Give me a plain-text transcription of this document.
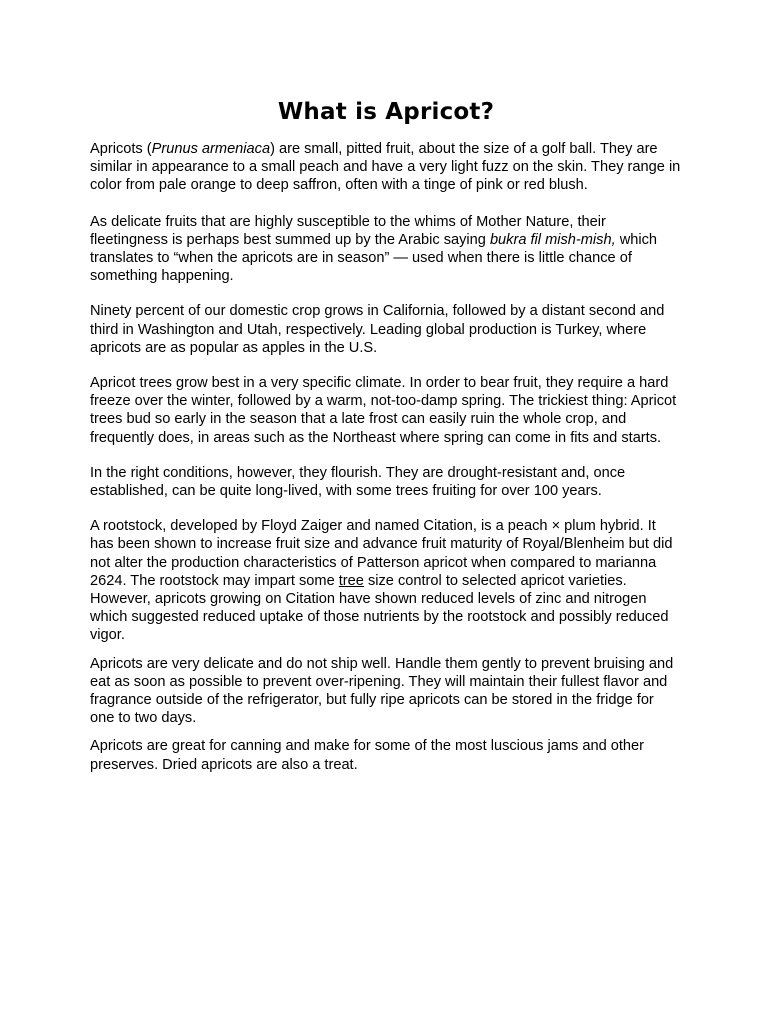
What is Apricot?

Apricots (Prunus armeniaca) are small, pitted fruit, about the size of a golf ball. They are similar in appearance to a small peach and have a very light fuzz on the skin. They range in color from pale orange to deep saffron, often with a tinge of pink or red blush.

As delicate fruits that are highly susceptible to the whims of Mother Nature, their fleetingness is perhaps best summed up by the Arabic saying bukra fil mish-mish, which translates to “when the apricots are in season” — used when there is little chance of something happening.

Ninety percent of our domestic crop grows in California, followed by a distant second and third in Washington and Utah, respectively. Leading global production is Turkey, where apricots are as popular as apples in the U.S.

Apricot trees grow best in a very specific climate. In order to bear fruit, they require a hard freeze over the winter, followed by a warm, not-too-damp spring. The trickiest thing: Apricot trees bud so early in the season that a late frost can easily ruin the whole crop, and frequently does, in areas such as the Northeast where spring can come in fits and starts.

In the right conditions, however, they flourish. They are drought-resistant and, once established, can be quite long-lived, with some trees fruiting for over 100 years.

A rootstock, developed by Floyd Zaiger and named Citation, is a peach × plum hybrid. It has been shown to increase fruit size and advance fruit maturity of Royal/Blenheim but did not alter the production characteristics of Patterson apricot when compared to marianna 2624. The rootstock may impart some tree size control to selected apricot varieties. However, apricots growing on Citation have shown reduced levels of zinc and nitrogen which suggested reduced uptake of those nutrients by the rootstock and possibly reduced vigor.

Apricots are very delicate and do not ship well. Handle them gently to prevent bruising and eat as soon as possible to prevent over-ripening. They will maintain their fullest flavor and fragrance outside of the refrigerator, but fully ripe apricots can be stored in the fridge for one to two days.

Apricots are great for canning and make for some of the most luscious jams and other preserves. Dried apricots are also a treat.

○ ○ ○

--- Exercise ---
Except for the pictures, give all the material above again verbatim.

--- Written answer ---
Give me a plain-text transcription of this document.
What is Apricot?

Apricots (Prunus armeniaca) are small, pitted fruit, about the size of a golf ball. They are similar in appearance to a small peach and have a very light fuzz on the skin. They range in color from pale orange to deep saffron, often with a tinge of pink or red blush.

As delicate fruits that are highly susceptible to the whims of Mother Nature, their fleetingness is perhaps best summed up by the Arabic saying bukra fil mish-mish, which translates to “when the apricots are in season” — used when there is little chance of something happening.

Ninety percent of our domestic crop grows in California, followed by a distant second and third in Washington and Utah, respectively. Leading global production is Turkey, where apricots are as popular as apples in the U.S.

Apricot trees grow best in a very specific climate. In order to bear fruit, they require a hard freeze over the winter, followed by a warm, not-too-damp spring. The trickiest thing: Apricot trees bud so early in the season that a late frost can easily ruin the whole crop, and frequently does, in areas such as the Northeast where spring can come in fits and starts.

In the right conditions, however, they flourish. They are drought-resistant and, once established, can be quite long-lived, with some trees fruiting for over 100 years.

A rootstock, developed by Floyd Zaiger and named Citation, is a peach × plum hybrid. It has been shown to increase fruit size and advance fruit maturity of Royal/Blenheim but did not alter the production characteristics of Patterson apricot when compared to marianna 2624. The rootstock may impart some tree size control to selected apricot varieties. However, apricots growing on Citation have shown reduced levels of zinc and nitrogen which suggested reduced uptake of those nutrients by the rootstock and possibly reduced vigor.

Apricots are very delicate and do not ship well. Handle them gently to prevent bruising and eat as soon as possible to prevent over-ripening. They will maintain their fullest flavor and fragrance outside of the refrigerator, but fully ripe apricots can be stored in the fridge for one to two days.

Apricots are great for canning and make for some of the most luscious jams and other preserves. Dried apricots are also a treat.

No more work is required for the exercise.